> **Request**:
Of all the lines in this data, how many include "upper"? Respond with the number only.

> **Excerpted records**:
━━━━━━━━━━━━━━━━━━━━

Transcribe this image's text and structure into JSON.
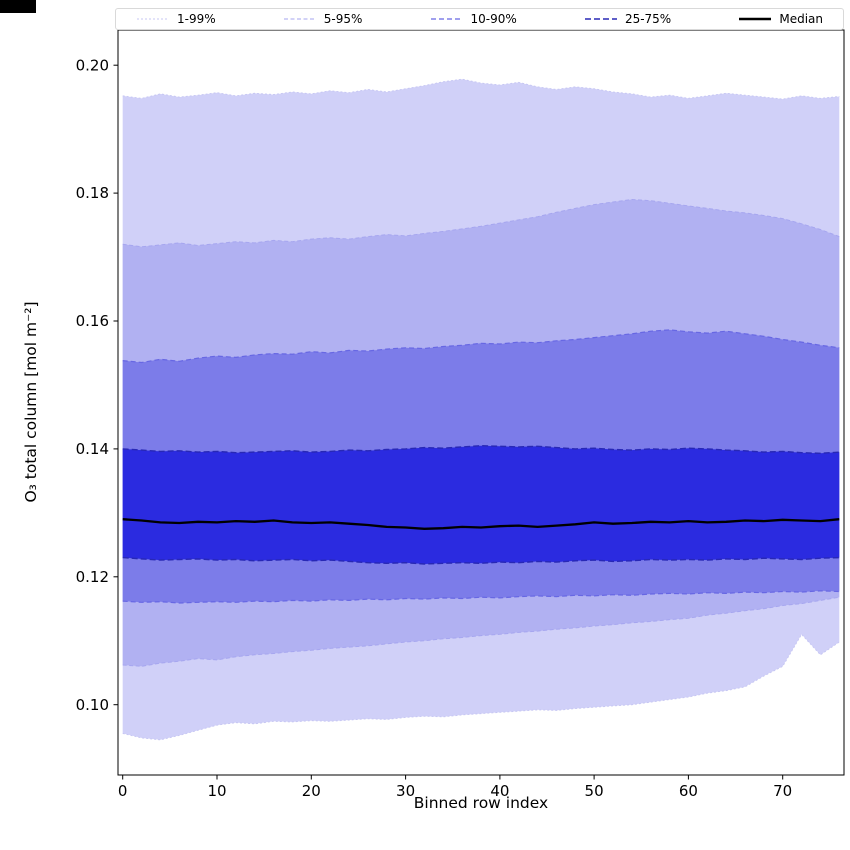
{
  "chart_data": {
    "type": "area",
    "title": "",
    "xlabel": "Binned row index",
    "ylabel": "O₃ total column [mol m⁻²]",
    "xlim": [
      -0.5,
      76.5
    ],
    "ylim": [
      0.089,
      0.2055
    ],
    "grid": false,
    "legend_position": "top",
    "x_ticks": [
      {
        "v": 0,
        "label": "0"
      },
      {
        "v": 10,
        "label": "10"
      },
      {
        "v": 20,
        "label": "20"
      },
      {
        "v": 30,
        "label": "30"
      },
      {
        "v": 40,
        "label": "40"
      },
      {
        "v": 50,
        "label": "50"
      },
      {
        "v": 60,
        "label": "60"
      },
      {
        "v": 70,
        "label": "70"
      }
    ],
    "y_ticks": [
      {
        "v": 0.1,
        "label": "0.10"
      },
      {
        "v": 0.12,
        "label": "0.12"
      },
      {
        "v": 0.14,
        "label": "0.14"
      },
      {
        "v": 0.16,
        "label": "0.16"
      },
      {
        "v": 0.18,
        "label": "0.18"
      },
      {
        "v": 0.2,
        "label": "0.20"
      }
    ],
    "x": [
      0,
      2,
      4,
      6,
      8,
      10,
      12,
      14,
      16,
      18,
      20,
      22,
      24,
      26,
      28,
      30,
      32,
      34,
      36,
      38,
      40,
      42,
      44,
      46,
      48,
      50,
      52,
      54,
      56,
      58,
      60,
      62,
      64,
      66,
      68,
      70,
      72,
      74,
      76
    ],
    "series": {
      "p1": [
        0.0955,
        0.0948,
        0.0945,
        0.0952,
        0.096,
        0.0968,
        0.0972,
        0.097,
        0.0974,
        0.0973,
        0.0975,
        0.0974,
        0.0976,
        0.0978,
        0.0977,
        0.098,
        0.0982,
        0.0981,
        0.0984,
        0.0986,
        0.0988,
        0.099,
        0.0992,
        0.0991,
        0.0994,
        0.0996,
        0.0998,
        0.1,
        0.1004,
        0.1008,
        0.1012,
        0.1018,
        0.1022,
        0.1028,
        0.1045,
        0.106,
        0.111,
        0.1078,
        0.1098
      ],
      "p5": [
        0.1062,
        0.106,
        0.1065,
        0.1068,
        0.1072,
        0.107,
        0.1075,
        0.1078,
        0.108,
        0.1083,
        0.1085,
        0.1088,
        0.109,
        0.1092,
        0.1095,
        0.1098,
        0.11,
        0.1103,
        0.1105,
        0.1108,
        0.111,
        0.1113,
        0.1115,
        0.1118,
        0.112,
        0.1123,
        0.1125,
        0.1128,
        0.113,
        0.1133,
        0.1135,
        0.114,
        0.1143,
        0.1147,
        0.115,
        0.1155,
        0.1158,
        0.1163,
        0.1168
      ],
      "p10": [
        0.1162,
        0.116,
        0.1161,
        0.1159,
        0.116,
        0.1161,
        0.116,
        0.1162,
        0.1161,
        0.1163,
        0.1162,
        0.1164,
        0.1163,
        0.1165,
        0.1164,
        0.1166,
        0.1165,
        0.1167,
        0.1166,
        0.1168,
        0.1167,
        0.1169,
        0.117,
        0.1169,
        0.1171,
        0.117,
        0.1172,
        0.1171,
        0.1173,
        0.1174,
        0.1173,
        0.1175,
        0.1174,
        0.1176,
        0.1175,
        0.1177,
        0.1176,
        0.1178,
        0.1177
      ],
      "p25": [
        0.123,
        0.1228,
        0.1226,
        0.1227,
        0.1228,
        0.1226,
        0.1227,
        0.1225,
        0.1226,
        0.1227,
        0.1225,
        0.1226,
        0.1224,
        0.1222,
        0.1221,
        0.1222,
        0.122,
        0.1221,
        0.1222,
        0.1221,
        0.1223,
        0.1222,
        0.1224,
        0.1223,
        0.1225,
        0.1226,
        0.1224,
        0.1225,
        0.1227,
        0.1226,
        0.1227,
        0.1226,
        0.1228,
        0.1227,
        0.1229,
        0.1228,
        0.1227,
        0.1229,
        0.123
      ],
      "median": [
        0.129,
        0.1288,
        0.1285,
        0.1284,
        0.1286,
        0.1285,
        0.1287,
        0.1286,
        0.1288,
        0.1285,
        0.1284,
        0.1285,
        0.1283,
        0.1281,
        0.1278,
        0.1277,
        0.1275,
        0.1276,
        0.1278,
        0.1277,
        0.1279,
        0.128,
        0.1278,
        0.128,
        0.1282,
        0.1285,
        0.1283,
        0.1284,
        0.1286,
        0.1285,
        0.1287,
        0.1285,
        0.1286,
        0.1288,
        0.1287,
        0.1289,
        0.1288,
        0.1287,
        0.129
      ],
      "p75": [
        0.14,
        0.1398,
        0.1396,
        0.1397,
        0.1395,
        0.1396,
        0.1394,
        0.1395,
        0.1396,
        0.1397,
        0.1395,
        0.1396,
        0.1398,
        0.1397,
        0.1399,
        0.14,
        0.1402,
        0.1401,
        0.1403,
        0.1405,
        0.1404,
        0.1403,
        0.1404,
        0.1402,
        0.14,
        0.1401,
        0.1399,
        0.1398,
        0.14,
        0.1399,
        0.1401,
        0.14,
        0.1398,
        0.1397,
        0.1395,
        0.1396,
        0.1394,
        0.1393,
        0.1395
      ],
      "p90": [
        0.1538,
        0.1535,
        0.154,
        0.1537,
        0.1542,
        0.1545,
        0.1543,
        0.1547,
        0.1549,
        0.1548,
        0.1552,
        0.155,
        0.1554,
        0.1553,
        0.1556,
        0.1558,
        0.1557,
        0.156,
        0.1562,
        0.1565,
        0.1564,
        0.1567,
        0.1566,
        0.1569,
        0.1571,
        0.1574,
        0.1577,
        0.158,
        0.1584,
        0.1586,
        0.1583,
        0.1581,
        0.1584,
        0.158,
        0.1576,
        0.1571,
        0.1567,
        0.1562,
        0.1558
      ],
      "p95": [
        0.172,
        0.1716,
        0.1719,
        0.1722,
        0.1718,
        0.1721,
        0.1724,
        0.1722,
        0.1726,
        0.1724,
        0.1728,
        0.173,
        0.1728,
        0.1732,
        0.1735,
        0.1733,
        0.1737,
        0.174,
        0.1744,
        0.1748,
        0.1753,
        0.1758,
        0.1763,
        0.177,
        0.1776,
        0.1782,
        0.1786,
        0.179,
        0.1788,
        0.1784,
        0.178,
        0.1776,
        0.1772,
        0.1769,
        0.1765,
        0.176,
        0.1752,
        0.1743,
        0.1732
      ],
      "p99": [
        0.1952,
        0.1948,
        0.1955,
        0.195,
        0.1953,
        0.1957,
        0.1952,
        0.1956,
        0.1954,
        0.1958,
        0.1955,
        0.196,
        0.1957,
        0.1962,
        0.1958,
        0.1963,
        0.1968,
        0.1974,
        0.1978,
        0.1972,
        0.1969,
        0.1973,
        0.1966,
        0.1962,
        0.1966,
        0.1963,
        0.1958,
        0.1955,
        0.195,
        0.1953,
        0.1948,
        0.1952,
        0.1956,
        0.1953,
        0.195,
        0.1947,
        0.1952,
        0.1948,
        0.1951
      ]
    },
    "bands": [
      {
        "label": "1-99%",
        "lower": "p1",
        "upper": "p99",
        "fill": "#d0d0f8",
        "edge": "#c7c7f3",
        "dash": "2 2",
        "width": 1
      },
      {
        "label": "5-95%",
        "lower": "p5",
        "upper": "p95",
        "fill": "#b1b1f2",
        "edge": "#a6a6ef",
        "dash": "4 2.5",
        "width": 1
      },
      {
        "label": "10-90%",
        "lower": "p10",
        "upper": "p90",
        "fill": "#7c7ce9",
        "edge": "#6767e3",
        "dash": "5 3",
        "width": 1.2
      },
      {
        "label": "25-75%",
        "lower": "p25",
        "upper": "p75",
        "fill": "#2b2be0",
        "edge": "#2828b5",
        "dash": "6 3",
        "width": 1.4
      }
    ],
    "median_style": {
      "label": "Median",
      "color": "#000000",
      "width": 2.3
    },
    "legend": {
      "entries": [
        {
          "label": "1-99%",
          "color": "#c7c7f3",
          "dash": "2 2",
          "width": 1
        },
        {
          "label": "5-95%",
          "color": "#a6a6ef",
          "dash": "4 2.5",
          "width": 1
        },
        {
          "label": "10-90%",
          "color": "#6767e3",
          "dash": "5 3",
          "width": 1.2
        },
        {
          "label": "25-75%",
          "color": "#2828b5",
          "dash": "6 3",
          "width": 1.4
        },
        {
          "label": "Median",
          "color": "#000000",
          "dash": "",
          "width": 2.5
        }
      ]
    }
  }
}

━━━━━━━━━━━━━━━━━━━━

> **Exercise solution**:
4